▸ Task description:
Repeat the material exactly, leaving nothing out.

Stored data entries:
--

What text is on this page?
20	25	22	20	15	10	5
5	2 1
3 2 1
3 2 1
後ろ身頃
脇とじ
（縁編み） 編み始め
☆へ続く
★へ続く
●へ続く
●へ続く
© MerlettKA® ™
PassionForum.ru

--

▸ Result of this task:
What text is on this page?
20	25	22	20	15	10	5
5	2 1
3 2 1
3 2 1
後ろ身頃
脇とじ
（縁編み） 編み始め
☆へ続く
★へ続く
●へ続く
●へ続く
© MerlettKA® ™
PassionForum.ru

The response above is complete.